**Written task**
Write out the data below in full, unchanged, minus the images.

— START OF Records shown —

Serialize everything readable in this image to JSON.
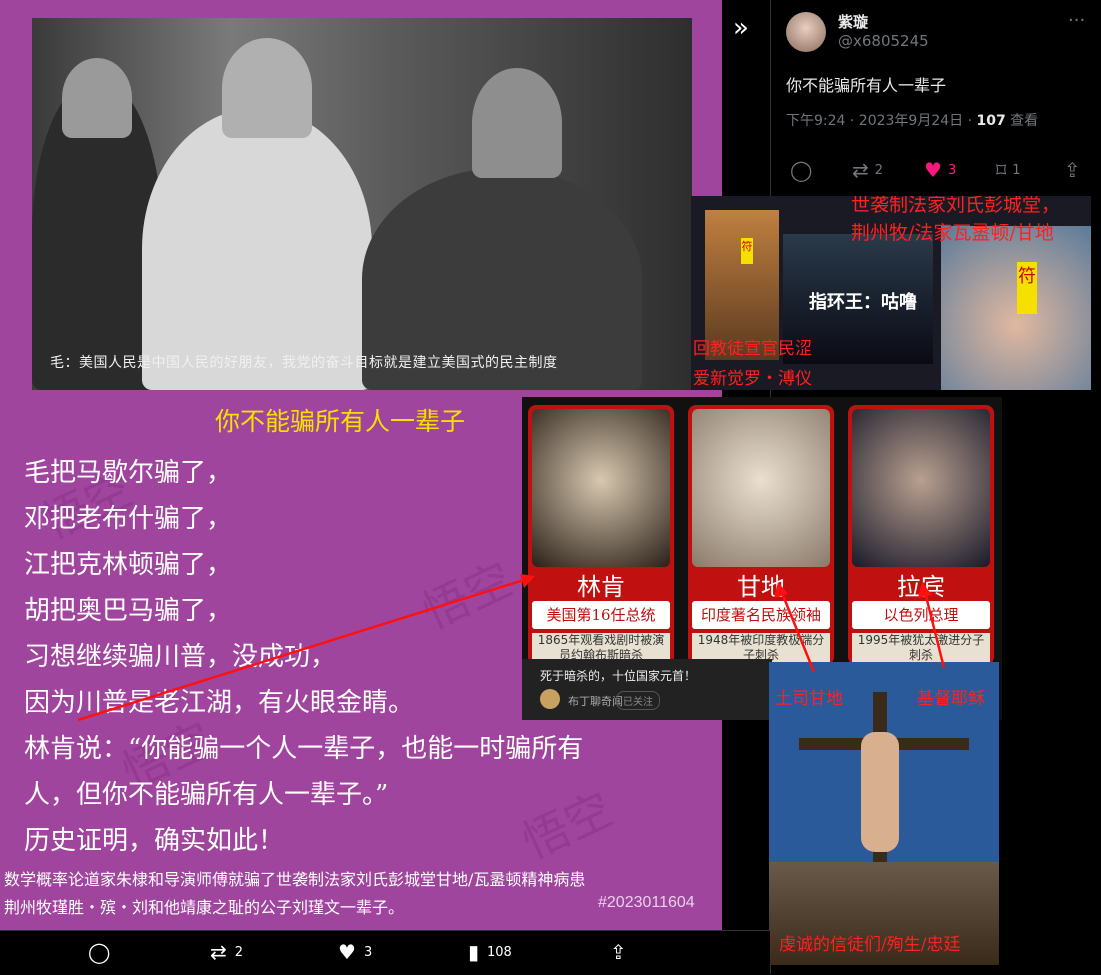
{
  "card": {
    "photo_caption": "毛：美国人民是中国人民的好朋友，我党的奋斗目标就是建立美国式的民主制度",
    "title": "你不能骗所有人一辈子",
    "lines": [
      "毛把马歇尔骗了，",
      "邓把老布什骗了，",
      "江把克林顿骗了，",
      "胡把奥巴马骗了，",
      "习想继续骗川普，没成功，",
      "因为川普是老江湖，有火眼金睛。",
      "林肯说：“你能骗一个人一辈子，也能一时骗所有",
      "人，但你不能骗所有人一辈子。”",
      "历史证明，确实如此！"
    ],
    "bottom_line1": "数学概率论道家朱棣和导演师傅就骗了世袭制法家刘氏彭城堂甘地/瓦盝顿精神病患",
    "bottom_line2": "荆州牧瑾胜・殡・刘和他靖康之耻的公子刘瑾文一辈子。",
    "hashtag": "#2023011604"
  },
  "tweet": {
    "name": "紫璇",
    "handle": "@x6805245",
    "text": "你不能骗所有人一辈子",
    "time": "下午9:24 · 2023年9月24日 · ",
    "views": "107",
    "views_label": " 查看",
    "replies": "",
    "retweets": "2",
    "likes": "3",
    "bookmarks": "1"
  },
  "collage_top": {
    "label_right1": "世袭制法家刘氏彭城堂，",
    "label_right2": "荆州牧/法家瓦盝顿/甘地",
    "label_left1": "回教徒宣官民涩",
    "label_left2": "爱新觉罗・溥仪",
    "tag": "符",
    "movie_title": "指环王：咕噜"
  },
  "collage_mid": {
    "cards": [
      {
        "name": "林肯",
        "sub": "美国第16任总统",
        "desc": "1865年观看戏剧时被演员约翰布斯暗杀"
      },
      {
        "name": "甘地",
        "sub": "印度著名民族领袖",
        "desc": "1948年被印度教极端分子刺杀"
      },
      {
        "name": "拉宾",
        "sub": "以色列总理",
        "desc": "1995年被犹太激进分子刺杀"
      }
    ],
    "video_title": "死于暗杀的，十位国家元首！",
    "channel": "布丁聊奇闻",
    "follow": "已关注"
  },
  "collage_bottom": {
    "label_left": "土司甘地",
    "label_right": "基督耶稣",
    "label_bottom": "虔诚的信徒们/殉生/忠廷"
  },
  "bottom_bar": {
    "retweets": "2",
    "likes": "3",
    "views": "108"
  },
  "colors": {
    "accent_like": "#f91880",
    "card_bg": "#a0459e",
    "title_yellow": "#f6e000",
    "annotation_red": "#ff2020"
  }
}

— END OF Records shown —

**The output**
Serialize everything readable in this image to JSON.
{
  "card": {
    "photo_caption": "毛：美国人民是中国人民的好朋友，我党的奋斗目标就是建立美国式的民主制度",
    "title": "你不能骗所有人一辈子",
    "lines": [
      "毛把马歇尔骗了，",
      "邓把老布什骗了，",
      "江把克林顿骗了，",
      "胡把奥巴马骗了，",
      "习想继续骗川普，没成功，",
      "因为川普是老江湖，有火眼金睛。",
      "林肯说：“你能骗一个人一辈子，也能一时骗所有",
      "人，但你不能骗所有人一辈子。”",
      "历史证明，确实如此！"
    ],
    "bottom_line1": "数学概率论道家朱棣和导演师傅就骗了世袭制法家刘氏彭城堂甘地/瓦盝顿精神病患",
    "bottom_line2": "荆州牧瑾胜・殡・刘和他靖康之耻的公子刘瑾文一辈子。",
    "hashtag": "#2023011604"
  },
  "tweet": {
    "name": "紫璇",
    "handle": "@x6805245",
    "text": "你不能骗所有人一辈子",
    "time": "下午9:24 · 2023年9月24日 · ",
    "views": "107",
    "views_label": " 查看",
    "replies": "",
    "retweets": "2",
    "likes": "3",
    "bookmarks": "1"
  },
  "collage_top": {
    "label_right1": "世袭制法家刘氏彭城堂，",
    "label_right2": "荆州牧/法家瓦盝顿/甘地",
    "label_left1": "回教徒宣官民涩",
    "label_left2": "爱新觉罗・溥仪",
    "tag": "符",
    "movie_title": "指环王：咕噜"
  },
  "collage_mid": {
    "cards": [
      {
        "name": "林肯",
        "sub": "美国第16任总统",
        "desc": "1865年观看戏剧时被演员约翰布斯暗杀"
      },
      {
        "name": "甘地",
        "sub": "印度著名民族领袖",
        "desc": "1948年被印度教极端分子刺杀"
      },
      {
        "name": "拉宾",
        "sub": "以色列总理",
        "desc": "1995年被犹太激进分子刺杀"
      }
    ],
    "video_title": "死于暗杀的，十位国家元首！",
    "channel": "布丁聊奇闻",
    "follow": "已关注"
  },
  "collage_bottom": {
    "label_left": "土司甘地",
    "label_right": "基督耶稣",
    "label_bottom": "虔诚的信徒们/殉生/忠廷"
  },
  "bottom_bar": {
    "retweets": "2",
    "likes": "3",
    "views": "108"
  },
  "colors": {
    "accent_like": "#f91880",
    "card_bg": "#a0459e",
    "title_yellow": "#f6e000",
    "annotation_red": "#ff2020"
  }
}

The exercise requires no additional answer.